>> START RECORD SET

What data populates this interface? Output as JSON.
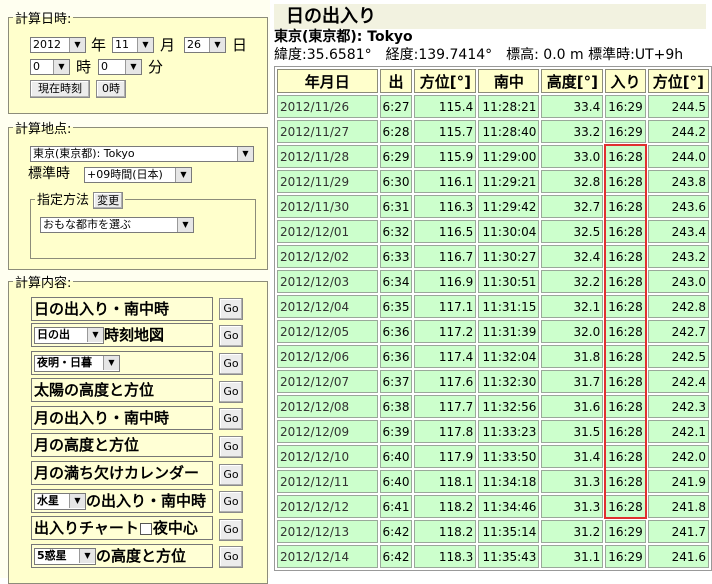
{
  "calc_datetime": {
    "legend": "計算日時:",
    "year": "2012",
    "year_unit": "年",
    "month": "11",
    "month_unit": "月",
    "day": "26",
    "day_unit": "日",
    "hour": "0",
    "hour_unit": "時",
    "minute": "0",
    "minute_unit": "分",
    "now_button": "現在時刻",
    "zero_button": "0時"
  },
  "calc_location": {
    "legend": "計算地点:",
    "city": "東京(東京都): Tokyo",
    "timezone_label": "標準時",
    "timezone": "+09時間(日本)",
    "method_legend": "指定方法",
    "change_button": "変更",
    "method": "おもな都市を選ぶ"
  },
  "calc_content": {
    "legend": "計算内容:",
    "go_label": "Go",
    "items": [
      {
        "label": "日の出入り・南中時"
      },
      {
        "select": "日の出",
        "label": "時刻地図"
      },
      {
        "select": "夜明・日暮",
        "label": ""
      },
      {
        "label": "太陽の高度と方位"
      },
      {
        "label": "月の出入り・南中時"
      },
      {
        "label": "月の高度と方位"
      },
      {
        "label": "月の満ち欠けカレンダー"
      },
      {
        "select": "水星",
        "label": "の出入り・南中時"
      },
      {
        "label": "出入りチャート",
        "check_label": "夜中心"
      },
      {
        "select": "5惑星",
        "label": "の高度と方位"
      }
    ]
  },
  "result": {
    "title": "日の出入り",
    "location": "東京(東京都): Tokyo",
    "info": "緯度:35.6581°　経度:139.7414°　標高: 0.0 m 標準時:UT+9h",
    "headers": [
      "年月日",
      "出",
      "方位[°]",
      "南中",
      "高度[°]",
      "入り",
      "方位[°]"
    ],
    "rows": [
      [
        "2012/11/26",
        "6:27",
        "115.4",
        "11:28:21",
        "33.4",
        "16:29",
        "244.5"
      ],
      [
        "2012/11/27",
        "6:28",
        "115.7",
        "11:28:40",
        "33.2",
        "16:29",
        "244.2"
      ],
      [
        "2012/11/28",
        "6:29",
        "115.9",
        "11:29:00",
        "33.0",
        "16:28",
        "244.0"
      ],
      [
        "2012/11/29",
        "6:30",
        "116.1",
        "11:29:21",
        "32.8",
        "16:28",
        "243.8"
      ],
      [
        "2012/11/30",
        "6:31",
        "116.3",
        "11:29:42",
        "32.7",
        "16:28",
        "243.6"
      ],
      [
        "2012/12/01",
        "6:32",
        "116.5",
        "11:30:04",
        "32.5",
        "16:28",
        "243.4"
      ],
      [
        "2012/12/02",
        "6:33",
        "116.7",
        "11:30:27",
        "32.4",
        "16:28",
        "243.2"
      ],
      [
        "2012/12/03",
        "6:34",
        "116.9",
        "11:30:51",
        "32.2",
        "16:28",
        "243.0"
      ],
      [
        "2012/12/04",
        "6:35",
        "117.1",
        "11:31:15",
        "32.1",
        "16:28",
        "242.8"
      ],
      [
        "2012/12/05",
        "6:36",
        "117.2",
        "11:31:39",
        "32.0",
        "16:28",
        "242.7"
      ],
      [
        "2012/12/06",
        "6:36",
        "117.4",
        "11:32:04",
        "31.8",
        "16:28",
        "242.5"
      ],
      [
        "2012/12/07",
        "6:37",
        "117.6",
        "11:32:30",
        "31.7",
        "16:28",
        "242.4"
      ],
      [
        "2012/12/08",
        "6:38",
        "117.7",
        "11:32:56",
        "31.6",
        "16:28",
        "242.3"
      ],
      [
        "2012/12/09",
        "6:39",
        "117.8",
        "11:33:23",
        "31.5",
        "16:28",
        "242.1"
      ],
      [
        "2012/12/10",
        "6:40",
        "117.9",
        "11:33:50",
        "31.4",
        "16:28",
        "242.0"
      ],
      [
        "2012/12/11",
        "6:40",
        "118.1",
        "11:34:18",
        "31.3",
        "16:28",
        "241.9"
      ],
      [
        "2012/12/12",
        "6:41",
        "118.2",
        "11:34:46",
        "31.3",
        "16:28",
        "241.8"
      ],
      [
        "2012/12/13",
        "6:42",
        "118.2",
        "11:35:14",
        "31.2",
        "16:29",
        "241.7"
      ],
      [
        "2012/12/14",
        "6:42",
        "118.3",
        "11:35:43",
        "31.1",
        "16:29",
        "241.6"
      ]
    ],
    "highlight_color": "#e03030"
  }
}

>> END RECORD SET

● WHAT NEEDS TO BE DONE:
Would you return the data exactly as written, without the pictures?

● COMPLETE ANSWER:
What data populates this interface? Output as JSON.
{
  "calc_datetime": {
    "legend": "計算日時:",
    "year": "2012",
    "year_unit": "年",
    "month": "11",
    "month_unit": "月",
    "day": "26",
    "day_unit": "日",
    "hour": "0",
    "hour_unit": "時",
    "minute": "0",
    "minute_unit": "分",
    "now_button": "現在時刻",
    "zero_button": "0時"
  },
  "calc_location": {
    "legend": "計算地点:",
    "city": "東京(東京都): Tokyo",
    "timezone_label": "標準時",
    "timezone": "+09時間(日本)",
    "method_legend": "指定方法",
    "change_button": "変更",
    "method": "おもな都市を選ぶ"
  },
  "calc_content": {
    "legend": "計算内容:",
    "go_label": "Go",
    "items": [
      {
        "label": "日の出入り・南中時"
      },
      {
        "select": "日の出",
        "label": "時刻地図"
      },
      {
        "select": "夜明・日暮",
        "label": ""
      },
      {
        "label": "太陽の高度と方位"
      },
      {
        "label": "月の出入り・南中時"
      },
      {
        "label": "月の高度と方位"
      },
      {
        "label": "月の満ち欠けカレンダー"
      },
      {
        "select": "水星",
        "label": "の出入り・南中時"
      },
      {
        "label": "出入りチャート",
        "check_label": "夜中心"
      },
      {
        "select": "5惑星",
        "label": "の高度と方位"
      }
    ]
  },
  "result": {
    "title": "日の出入り",
    "location": "東京(東京都): Tokyo",
    "info": "緯度:35.6581°　経度:139.7414°　標高: 0.0 m 標準時:UT+9h",
    "headers": [
      "年月日",
      "出",
      "方位[°]",
      "南中",
      "高度[°]",
      "入り",
      "方位[°]"
    ],
    "rows": [
      [
        "2012/11/26",
        "6:27",
        "115.4",
        "11:28:21",
        "33.4",
        "16:29",
        "244.5"
      ],
      [
        "2012/11/27",
        "6:28",
        "115.7",
        "11:28:40",
        "33.2",
        "16:29",
        "244.2"
      ],
      [
        "2012/11/28",
        "6:29",
        "115.9",
        "11:29:00",
        "33.0",
        "16:28",
        "244.0"
      ],
      [
        "2012/11/29",
        "6:30",
        "116.1",
        "11:29:21",
        "32.8",
        "16:28",
        "243.8"
      ],
      [
        "2012/11/30",
        "6:31",
        "116.3",
        "11:29:42",
        "32.7",
        "16:28",
        "243.6"
      ],
      [
        "2012/12/01",
        "6:32",
        "116.5",
        "11:30:04",
        "32.5",
        "16:28",
        "243.4"
      ],
      [
        "2012/12/02",
        "6:33",
        "116.7",
        "11:30:27",
        "32.4",
        "16:28",
        "243.2"
      ],
      [
        "2012/12/03",
        "6:34",
        "116.9",
        "11:30:51",
        "32.2",
        "16:28",
        "243.0"
      ],
      [
        "2012/12/04",
        "6:35",
        "117.1",
        "11:31:15",
        "32.1",
        "16:28",
        "242.8"
      ],
      [
        "2012/12/05",
        "6:36",
        "117.2",
        "11:31:39",
        "32.0",
        "16:28",
        "242.7"
      ],
      [
        "2012/12/06",
        "6:36",
        "117.4",
        "11:32:04",
        "31.8",
        "16:28",
        "242.5"
      ],
      [
        "2012/12/07",
        "6:37",
        "117.6",
        "11:32:30",
        "31.7",
        "16:28",
        "242.4"
      ],
      [
        "2012/12/08",
        "6:38",
        "117.7",
        "11:32:56",
        "31.6",
        "16:28",
        "242.3"
      ],
      [
        "2012/12/09",
        "6:39",
        "117.8",
        "11:33:23",
        "31.5",
        "16:28",
        "242.1"
      ],
      [
        "2012/12/10",
        "6:40",
        "117.9",
        "11:33:50",
        "31.4",
        "16:28",
        "242.0"
      ],
      [
        "2012/12/11",
        "6:40",
        "118.1",
        "11:34:18",
        "31.3",
        "16:28",
        "241.9"
      ],
      [
        "2012/12/12",
        "6:41",
        "118.2",
        "11:34:46",
        "31.3",
        "16:28",
        "241.8"
      ],
      [
        "2012/12/13",
        "6:42",
        "118.2",
        "11:35:14",
        "31.2",
        "16:29",
        "241.7"
      ],
      [
        "2012/12/14",
        "6:42",
        "118.3",
        "11:35:43",
        "31.1",
        "16:29",
        "241.6"
      ]
    ],
    "highlight_color": "#e03030"
  }
}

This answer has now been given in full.